---------- Records supplied ----------

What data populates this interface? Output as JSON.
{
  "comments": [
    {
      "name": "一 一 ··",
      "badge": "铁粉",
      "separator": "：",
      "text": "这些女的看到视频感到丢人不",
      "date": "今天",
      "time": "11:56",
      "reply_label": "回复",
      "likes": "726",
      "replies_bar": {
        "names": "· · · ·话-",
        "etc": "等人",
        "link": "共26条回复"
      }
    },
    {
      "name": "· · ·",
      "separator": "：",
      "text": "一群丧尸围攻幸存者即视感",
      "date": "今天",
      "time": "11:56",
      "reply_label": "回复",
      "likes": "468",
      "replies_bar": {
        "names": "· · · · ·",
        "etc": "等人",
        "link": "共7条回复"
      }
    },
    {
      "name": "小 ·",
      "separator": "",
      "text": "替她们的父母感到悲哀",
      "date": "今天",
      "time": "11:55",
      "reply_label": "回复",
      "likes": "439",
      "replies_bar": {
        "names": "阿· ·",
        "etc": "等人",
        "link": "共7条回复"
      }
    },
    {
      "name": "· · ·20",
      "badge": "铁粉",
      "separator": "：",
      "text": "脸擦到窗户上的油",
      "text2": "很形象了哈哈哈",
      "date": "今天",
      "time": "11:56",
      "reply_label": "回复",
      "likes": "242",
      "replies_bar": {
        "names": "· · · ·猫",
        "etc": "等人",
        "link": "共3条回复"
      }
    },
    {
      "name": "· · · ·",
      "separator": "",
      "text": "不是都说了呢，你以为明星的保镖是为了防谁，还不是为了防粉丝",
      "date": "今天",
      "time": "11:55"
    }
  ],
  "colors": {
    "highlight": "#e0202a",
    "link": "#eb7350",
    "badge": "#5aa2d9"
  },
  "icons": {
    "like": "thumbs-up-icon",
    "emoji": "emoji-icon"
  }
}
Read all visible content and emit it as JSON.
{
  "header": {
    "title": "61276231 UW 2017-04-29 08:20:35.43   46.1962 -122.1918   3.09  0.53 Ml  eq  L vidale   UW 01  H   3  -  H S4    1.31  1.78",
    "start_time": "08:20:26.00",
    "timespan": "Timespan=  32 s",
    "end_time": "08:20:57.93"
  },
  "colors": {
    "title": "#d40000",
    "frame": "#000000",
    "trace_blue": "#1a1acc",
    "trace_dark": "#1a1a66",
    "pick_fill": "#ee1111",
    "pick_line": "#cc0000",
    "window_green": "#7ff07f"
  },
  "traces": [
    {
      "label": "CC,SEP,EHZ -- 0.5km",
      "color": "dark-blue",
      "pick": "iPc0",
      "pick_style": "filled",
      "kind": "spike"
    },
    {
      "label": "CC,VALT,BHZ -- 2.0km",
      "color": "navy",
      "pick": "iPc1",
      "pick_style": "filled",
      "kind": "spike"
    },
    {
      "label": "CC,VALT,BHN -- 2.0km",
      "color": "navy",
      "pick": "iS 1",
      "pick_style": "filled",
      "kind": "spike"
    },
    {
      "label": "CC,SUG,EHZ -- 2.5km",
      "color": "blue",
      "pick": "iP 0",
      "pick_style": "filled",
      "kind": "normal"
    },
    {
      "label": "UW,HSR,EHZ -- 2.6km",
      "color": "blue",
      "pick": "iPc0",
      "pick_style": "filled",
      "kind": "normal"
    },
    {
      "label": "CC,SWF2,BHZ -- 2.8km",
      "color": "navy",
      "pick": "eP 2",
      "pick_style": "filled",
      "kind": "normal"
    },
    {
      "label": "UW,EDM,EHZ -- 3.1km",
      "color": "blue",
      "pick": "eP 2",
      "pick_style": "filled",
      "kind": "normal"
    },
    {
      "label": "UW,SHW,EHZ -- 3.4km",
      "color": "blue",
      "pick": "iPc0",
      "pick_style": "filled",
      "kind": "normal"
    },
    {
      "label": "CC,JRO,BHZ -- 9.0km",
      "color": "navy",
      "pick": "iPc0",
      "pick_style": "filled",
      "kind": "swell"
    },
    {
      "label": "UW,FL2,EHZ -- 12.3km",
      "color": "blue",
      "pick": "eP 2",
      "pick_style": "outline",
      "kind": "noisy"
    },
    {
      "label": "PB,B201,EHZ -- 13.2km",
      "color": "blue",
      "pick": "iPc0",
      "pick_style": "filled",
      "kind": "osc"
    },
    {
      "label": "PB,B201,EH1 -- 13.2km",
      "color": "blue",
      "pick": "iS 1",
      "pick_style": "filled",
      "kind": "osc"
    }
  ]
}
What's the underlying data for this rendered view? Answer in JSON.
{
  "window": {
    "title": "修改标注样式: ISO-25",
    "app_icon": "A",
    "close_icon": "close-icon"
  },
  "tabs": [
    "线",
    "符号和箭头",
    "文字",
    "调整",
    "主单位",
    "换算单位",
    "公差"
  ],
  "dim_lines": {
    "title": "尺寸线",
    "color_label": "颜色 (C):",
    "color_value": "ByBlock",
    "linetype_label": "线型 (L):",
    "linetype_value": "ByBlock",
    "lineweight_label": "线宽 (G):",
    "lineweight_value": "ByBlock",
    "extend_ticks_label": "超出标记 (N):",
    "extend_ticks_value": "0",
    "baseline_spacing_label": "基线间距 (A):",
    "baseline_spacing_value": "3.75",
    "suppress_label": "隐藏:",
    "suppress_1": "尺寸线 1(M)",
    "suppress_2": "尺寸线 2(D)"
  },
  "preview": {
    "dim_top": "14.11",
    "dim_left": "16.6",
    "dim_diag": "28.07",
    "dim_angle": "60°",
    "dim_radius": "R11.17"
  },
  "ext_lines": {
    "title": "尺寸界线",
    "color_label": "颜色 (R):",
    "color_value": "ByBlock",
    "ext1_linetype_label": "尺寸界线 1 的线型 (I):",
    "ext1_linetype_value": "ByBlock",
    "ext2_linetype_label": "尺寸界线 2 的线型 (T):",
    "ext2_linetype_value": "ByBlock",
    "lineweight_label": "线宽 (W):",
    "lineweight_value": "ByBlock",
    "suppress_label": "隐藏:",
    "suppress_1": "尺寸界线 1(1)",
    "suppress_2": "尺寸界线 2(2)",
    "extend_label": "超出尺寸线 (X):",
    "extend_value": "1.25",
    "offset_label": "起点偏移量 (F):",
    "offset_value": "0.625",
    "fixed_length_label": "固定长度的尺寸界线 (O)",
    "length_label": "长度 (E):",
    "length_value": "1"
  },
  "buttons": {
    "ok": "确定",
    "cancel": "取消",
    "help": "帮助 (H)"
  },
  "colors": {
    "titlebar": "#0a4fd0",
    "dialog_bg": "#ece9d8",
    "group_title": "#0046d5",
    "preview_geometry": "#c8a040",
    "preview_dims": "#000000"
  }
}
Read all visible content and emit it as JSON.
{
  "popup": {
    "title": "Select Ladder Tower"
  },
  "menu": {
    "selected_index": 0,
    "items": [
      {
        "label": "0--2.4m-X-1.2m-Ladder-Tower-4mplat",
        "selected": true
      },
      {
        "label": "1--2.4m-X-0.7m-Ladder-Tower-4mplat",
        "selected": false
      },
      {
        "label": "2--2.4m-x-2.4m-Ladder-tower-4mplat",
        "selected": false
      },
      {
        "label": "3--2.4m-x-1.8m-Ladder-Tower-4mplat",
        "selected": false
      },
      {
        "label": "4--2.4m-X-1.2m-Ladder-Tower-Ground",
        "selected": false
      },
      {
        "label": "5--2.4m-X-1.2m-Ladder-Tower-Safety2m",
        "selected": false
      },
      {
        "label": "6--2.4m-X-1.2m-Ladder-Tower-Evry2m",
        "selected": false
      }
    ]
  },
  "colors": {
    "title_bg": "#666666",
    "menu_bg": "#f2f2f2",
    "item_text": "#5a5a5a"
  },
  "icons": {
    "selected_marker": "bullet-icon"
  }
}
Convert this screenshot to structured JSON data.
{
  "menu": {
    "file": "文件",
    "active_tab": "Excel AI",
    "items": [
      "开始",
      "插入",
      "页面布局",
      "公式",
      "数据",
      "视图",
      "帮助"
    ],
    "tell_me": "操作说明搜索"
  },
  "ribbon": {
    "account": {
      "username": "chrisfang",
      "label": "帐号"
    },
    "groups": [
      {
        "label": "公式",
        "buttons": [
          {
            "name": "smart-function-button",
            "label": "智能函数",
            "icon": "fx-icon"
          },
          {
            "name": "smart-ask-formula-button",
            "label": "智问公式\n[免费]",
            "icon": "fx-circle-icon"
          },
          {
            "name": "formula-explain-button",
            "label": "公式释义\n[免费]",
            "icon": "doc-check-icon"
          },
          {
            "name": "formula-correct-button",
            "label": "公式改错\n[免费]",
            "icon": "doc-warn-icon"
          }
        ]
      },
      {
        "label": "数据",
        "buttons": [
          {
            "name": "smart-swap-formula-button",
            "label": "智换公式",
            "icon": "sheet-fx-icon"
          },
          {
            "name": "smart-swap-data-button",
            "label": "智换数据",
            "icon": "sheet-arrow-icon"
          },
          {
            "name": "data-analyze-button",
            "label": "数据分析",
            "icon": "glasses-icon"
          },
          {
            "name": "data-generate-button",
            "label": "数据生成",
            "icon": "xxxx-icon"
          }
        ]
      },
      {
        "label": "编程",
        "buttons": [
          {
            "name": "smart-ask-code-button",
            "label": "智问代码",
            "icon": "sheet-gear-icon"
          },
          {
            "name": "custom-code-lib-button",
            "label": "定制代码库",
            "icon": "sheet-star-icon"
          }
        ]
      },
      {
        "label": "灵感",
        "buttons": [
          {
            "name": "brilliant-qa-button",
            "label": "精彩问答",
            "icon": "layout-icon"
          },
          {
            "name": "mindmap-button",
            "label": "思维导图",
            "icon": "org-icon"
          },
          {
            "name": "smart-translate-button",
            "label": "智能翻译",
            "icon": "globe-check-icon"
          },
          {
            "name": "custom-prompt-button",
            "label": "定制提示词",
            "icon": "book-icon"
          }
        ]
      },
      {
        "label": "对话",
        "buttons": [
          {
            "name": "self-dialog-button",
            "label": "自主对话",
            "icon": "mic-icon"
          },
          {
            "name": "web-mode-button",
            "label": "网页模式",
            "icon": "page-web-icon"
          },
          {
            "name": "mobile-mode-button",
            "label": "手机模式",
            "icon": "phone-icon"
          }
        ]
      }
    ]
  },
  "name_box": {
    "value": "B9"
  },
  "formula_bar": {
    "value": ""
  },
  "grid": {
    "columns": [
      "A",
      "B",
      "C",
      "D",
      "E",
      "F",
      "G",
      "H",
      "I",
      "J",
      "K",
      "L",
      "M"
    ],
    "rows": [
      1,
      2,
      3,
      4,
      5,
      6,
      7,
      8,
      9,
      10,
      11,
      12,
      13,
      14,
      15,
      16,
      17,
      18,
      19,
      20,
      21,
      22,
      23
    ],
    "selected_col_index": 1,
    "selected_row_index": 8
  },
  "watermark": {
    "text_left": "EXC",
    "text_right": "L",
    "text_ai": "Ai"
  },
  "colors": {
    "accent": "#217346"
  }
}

----------

* _Stated problem_: Which lines contain the word "VALT"? Copy each one.

* _Complete answer_:
      "label": "CC,VALT,BHZ -- 2.0km",
      "label": "CC,VALT,BHN -- 2.0km",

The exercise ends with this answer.